> _Selected text_:
┏━━
The revenue package the House Ways and Means Committee released September 13 is a major step toward enacting economic recovery legislation based on President Biden’s “Build Back Better” agenda. After two decades dominated by regressive tax cuts that weakened both revenues and investment in the building blocks of shared prosperity, the legislation would raise more than $2 trillion in revenue — secured through progressive measures — over the decade to fund investments to reduce child poverty, expand health coverage, address climate change, and increase economic opportunity and security for families across the country.

Combined with the bill’s health savings, these revenue raisers would offset most of the bill’s $3.5 trillion in investments. The House recovery package’s net cost, a far more appropriate way to evaluate its fiscal and economic impact than the oft-cited $3.5 trillion gross cost, would be a small fraction of the gross cost and quite small relative to the size of the economy, which the Congressional Budget Office (CBO) projects to be $288 trillion over the next decade.[1]

Like the Biden plan, the Ways and Means package would raise substantial revenue in three major ways: from high-income and wealthy individuals, from profitable corporations, and from better enforcement of the nation’s tax laws to close the gap between the taxes owed and taxes paid — a gap that is disproportionately due to high-income filers’ and profitable companies’ failure to comply with the law. These revenue raisers would make the tax code more equitable and adequate without undermining economic growth. Indeed, the investments funded by these revenues will strengthen the economy and broaden opportunity over the long run.

While the package is robust, it does omit some key proposals that the President, Senate Democrats, or other policymakers have called for that would strengthen the package and raise additional revenues. In particular, the package should include President Biden’s proposal to require financial institutions to provide certain information that will help the IRS identify households that are underreporting their income and cheating on their taxes. This will both raise revenues and make our tax system fairer.

The package could also do more to ensure that high-income people can’t shield their income from taxation as well as reduce incentives for multinational corporations to shift profits to overseas tax havens.

As the debate proceeds, policymakers should make the package stronger and resist pressure from critics to scale back the ambitions of the revenue policies. Even without these improvements, the House made good on its promise to offset most or all of the cost of the investments with sound revenue raisers and health savings. This should end vague debates about the “size” of the package and focus discussion on the specific policies included in this groundbreaking legislation.

The investments and revenue raisers in the House Build Back Better package are historic and would promote racial equity.Taken together, the investments and revenue raisers in the House Build Back Better package are historic and would promote racial equity. They would result in large advances in reducing child poverty, expanding health coverage, improving housing, and expanding educational opportunity while closing gaping racial and ethnic disparities in each of these areas. And these advances would be financed by measures that raise revenues on the most well-off in our country — who disproportionately are white people — who have benefitted greatly from public investments in areas including research, technology, infrastructure, and education.

Ensuring That Wealthy Individuals Pay Fairer Amount of Tax

Much of the income of wealthy households doesn’t appear on their annual tax returns,[2] and much of what does appear enjoys special tax breaks[3] or discounted rates. Prominent examples include realized capital gains, dividends, pass-through business income,[4] and carried interest, all of which are heavily concentrated among wealthy people and are taxed at rates far below the rate on wages and salaries.
┗━━
> _Exercise task A_: Retype the passage of the revenue package analysis that begins at the words "Like the Biden" and stops after the words "the long run.".
> _Exercise task B_: The revenue package analysis names prominent examples of income that are heavily concentrated among wealthy people and taxed at rates far below the rate on wages and salaries. List them.
> _Exercise task C_: According to the revenue package analysis, what size does the Congressional Budget Office project the economy to be over the next decade?

> _Supplied material_:
┏━━
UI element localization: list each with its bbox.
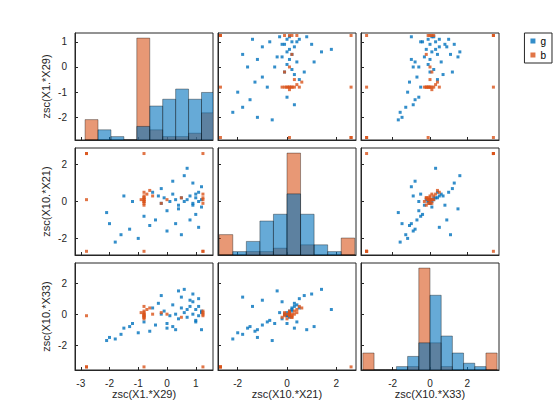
┗━━
> _Exercise response A_:
Like the Biden plan, the Ways and Means package would raise substantial revenue in three major ways: from high-income and wealthy individuals, from profitable corporations, and from better enforcement of the nation’s tax laws to close the gap between the taxes owed and taxes paid — a gap that is disproportionately due to high-income filers’ and profitable companies’ failure to comply with the law. These revenue raisers would make the tax code more equitable and adequate without undermining economic growth. Indeed, the investments funded by these revenues will strengthen the economy and broaden opportunity over the long run.

> _Exercise response B_:
- realized capital gains
- dividends
- pass-through business income
- carried interest

> _Exercise response C_: $288 trillion